• TASK INSTRUCTIONS: Write out each line that follows exactly as it stands, without the pictures.

• DATASET RECORDS:

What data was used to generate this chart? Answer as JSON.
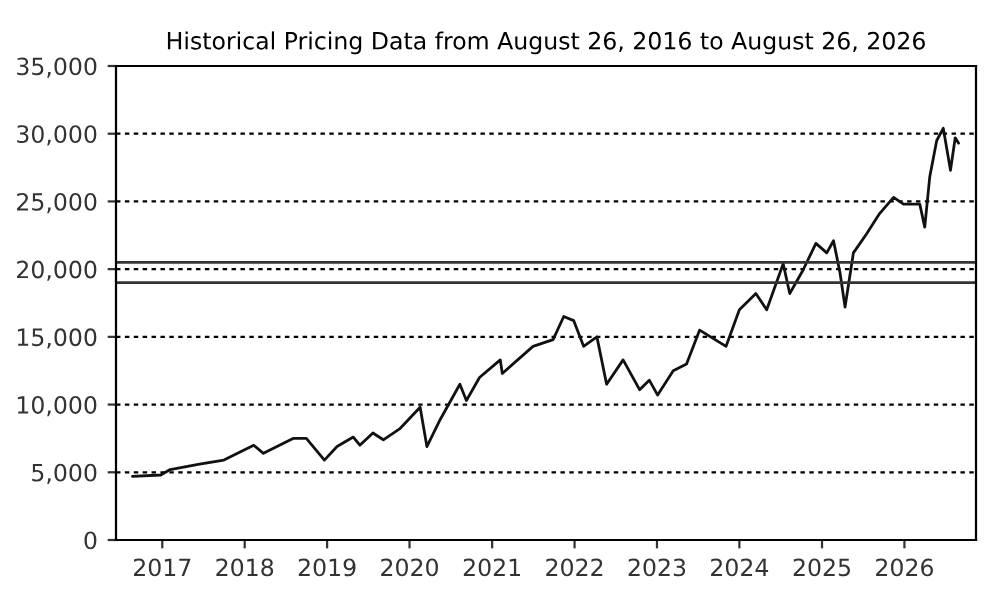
{
  "chart_data": {
    "type": "line",
    "title": "Historical Pricing Data from August 26, 2016 to August 26, 2026",
    "x": [
      "2016-08-22",
      "2016-12-25",
      "2017-02-05",
      "2017-06-15",
      "2017-10-01",
      "2018-02-10",
      "2018-03-25",
      "2018-08-03",
      "2018-10-01",
      "2018-12-20",
      "2019-02-14",
      "2019-04-27",
      "2019-05-26",
      "2019-07-23",
      "2019-09-07",
      "2019-11-18",
      "2020-02-17",
      "2020-03-18",
      "2020-05-16",
      "2020-08-11",
      "2020-09-09",
      "2020-11-06",
      "2021-02-06",
      "2021-02-15",
      "2021-07-01",
      "2021-09-28",
      "2021-11-14",
      "2021-12-28",
      "2022-02-10",
      "2022-04-10",
      "2022-05-23",
      "2022-08-04",
      "2022-10-16",
      "2022-11-28",
      "2023-01-04",
      "2023-03-14",
      "2023-05-12",
      "2023-07-09",
      "2023-11-03",
      "2024-01-01",
      "2024-03-14",
      "2024-05-01",
      "2024-07-13",
      "2024-08-11",
      "2024-10-08",
      "2024-12-05",
      "2025-01-22",
      "2025-02-21",
      "2025-03-22",
      "2025-04-13",
      "2025-05-20",
      "2025-07-17",
      "2025-09-13",
      "2025-11-14",
      "2025-12-28",
      "2026-03-10",
      "2026-04-01",
      "2026-04-23",
      "2026-05-24",
      "2026-06-22",
      "2026-07-24",
      "2026-08-14",
      "2026-08-29"
    ],
    "values": [
      4700,
      4800,
      5200,
      5600,
      5900,
      7000,
      6400,
      7500,
      7500,
      5900,
      6900,
      7600,
      7000,
      7900,
      7400,
      8200,
      9800,
      6900,
      8900,
      11500,
      10300,
      12000,
      13300,
      12300,
      14300,
      14800,
      16500,
      16200,
      14300,
      15000,
      11500,
      13300,
      11100,
      11800,
      10700,
      12500,
      13000,
      15500,
      14300,
      17000,
      18200,
      17000,
      20400,
      18200,
      19900,
      21900,
      21200,
      22100,
      19700,
      17200,
      21200,
      22600,
      24100,
      25300,
      24800,
      24800,
      23100,
      26800,
      29500,
      30400,
      27300,
      29700,
      29300
    ],
    "color": "#111111",
    "xlim": [
      "2016-06-10",
      "2026-11-14"
    ],
    "xticks": [
      {
        "value": "2017-01-01",
        "label": "2017"
      },
      {
        "value": "2018-01-01",
        "label": "2018"
      },
      {
        "value": "2019-01-01",
        "label": "2019"
      },
      {
        "value": "2020-01-01",
        "label": "2020"
      },
      {
        "value": "2021-01-01",
        "label": "2021"
      },
      {
        "value": "2022-01-01",
        "label": "2022"
      },
      {
        "value": "2023-01-01",
        "label": "2023"
      },
      {
        "value": "2024-01-01",
        "label": "2024"
      },
      {
        "value": "2025-01-01",
        "label": "2025"
      },
      {
        "value": "2026-01-01",
        "label": "2026"
      }
    ],
    "ylim": [
      0,
      35000
    ],
    "yticks": [
      0,
      {
        "value": 5000,
        "label": "5,000"
      },
      {
        "value": 10000,
        "label": "10,000"
      },
      {
        "value": 15000,
        "label": "15,000"
      },
      {
        "value": 20000,
        "label": "20,000"
      },
      {
        "value": 25000,
        "label": "25,000"
      },
      {
        "value": 30000,
        "label": "30,000"
      },
      {
        "value": 35000,
        "label": "35,000"
      }
    ],
    "grid": "y",
    "ref_lines": [
      {
        "axis": "y",
        "value": 20500,
        "color": "#333333",
        "line_style": "solid"
      },
      {
        "axis": "y",
        "value": 19000,
        "color": "#333333",
        "line_style": "solid"
      }
    ]
  }
}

• SOLUTION FOR THIS TASK:
What data was used to generate this chart? Answer as JSON.
{
  "chart_data": {
    "type": "line",
    "title": "Historical Pricing Data from August 26, 2016 to August 26, 2026",
    "x": [
      "2016-08-22",
      "2016-12-25",
      "2017-02-05",
      "2017-06-15",
      "2017-10-01",
      "2018-02-10",
      "2018-03-25",
      "2018-08-03",
      "2018-10-01",
      "2018-12-20",
      "2019-02-14",
      "2019-04-27",
      "2019-05-26",
      "2019-07-23",
      "2019-09-07",
      "2019-11-18",
      "2020-02-17",
      "2020-03-18",
      "2020-05-16",
      "2020-08-11",
      "2020-09-09",
      "2020-11-06",
      "2021-02-06",
      "2021-02-15",
      "2021-07-01",
      "2021-09-28",
      "2021-11-14",
      "2021-12-28",
      "2022-02-10",
      "2022-04-10",
      "2022-05-23",
      "2022-08-04",
      "2022-10-16",
      "2022-11-28",
      "2023-01-04",
      "2023-03-14",
      "2023-05-12",
      "2023-07-09",
      "2023-11-03",
      "2024-01-01",
      "2024-03-14",
      "2024-05-01",
      "2024-07-13",
      "2024-08-11",
      "2024-10-08",
      "2024-12-05",
      "2025-01-22",
      "2025-02-21",
      "2025-03-22",
      "2025-04-13",
      "2025-05-20",
      "2025-07-17",
      "2025-09-13",
      "2025-11-14",
      "2025-12-28",
      "2026-03-10",
      "2026-04-01",
      "2026-04-23",
      "2026-05-24",
      "2026-06-22",
      "2026-07-24",
      "2026-08-14",
      "2026-08-29"
    ],
    "values": [
      4700,
      4800,
      5200,
      5600,
      5900,
      7000,
      6400,
      7500,
      7500,
      5900,
      6900,
      7600,
      7000,
      7900,
      7400,
      8200,
      9800,
      6900,
      8900,
      11500,
      10300,
      12000,
      13300,
      12300,
      14300,
      14800,
      16500,
      16200,
      14300,
      15000,
      11500,
      13300,
      11100,
      11800,
      10700,
      12500,
      13000,
      15500,
      14300,
      17000,
      18200,
      17000,
      20400,
      18200,
      19900,
      21900,
      21200,
      22100,
      19700,
      17200,
      21200,
      22600,
      24100,
      25300,
      24800,
      24800,
      23100,
      26800,
      29500,
      30400,
      27300,
      29700,
      29300
    ],
    "color": "#111111",
    "xlim": [
      "2016-06-10",
      "2026-11-14"
    ],
    "xticks": [
      {
        "value": "2017-01-01",
        "label": "2017"
      },
      {
        "value": "2018-01-01",
        "label": "2018"
      },
      {
        "value": "2019-01-01",
        "label": "2019"
      },
      {
        "value": "2020-01-01",
        "label": "2020"
      },
      {
        "value": "2021-01-01",
        "label": "2021"
      },
      {
        "value": "2022-01-01",
        "label": "2022"
      },
      {
        "value": "2023-01-01",
        "label": "2023"
      },
      {
        "value": "2024-01-01",
        "label": "2024"
      },
      {
        "value": "2025-01-01",
        "label": "2025"
      },
      {
        "value": "2026-01-01",
        "label": "2026"
      }
    ],
    "ylim": [
      0,
      35000
    ],
    "yticks": [
      0,
      {
        "value": 5000,
        "label": "5,000"
      },
      {
        "value": 10000,
        "label": "10,000"
      },
      {
        "value": 15000,
        "label": "15,000"
      },
      {
        "value": 20000,
        "label": "20,000"
      },
      {
        "value": 25000,
        "label": "25,000"
      },
      {
        "value": 30000,
        "label": "30,000"
      },
      {
        "value": 35000,
        "label": "35,000"
      }
    ],
    "grid": "y",
    "ref_lines": [
      {
        "axis": "y",
        "value": 20500,
        "color": "#333333",
        "line_style": "solid"
      },
      {
        "axis": "y",
        "value": 19000,
        "color": "#333333",
        "line_style": "solid"
      }
    ]
  }
}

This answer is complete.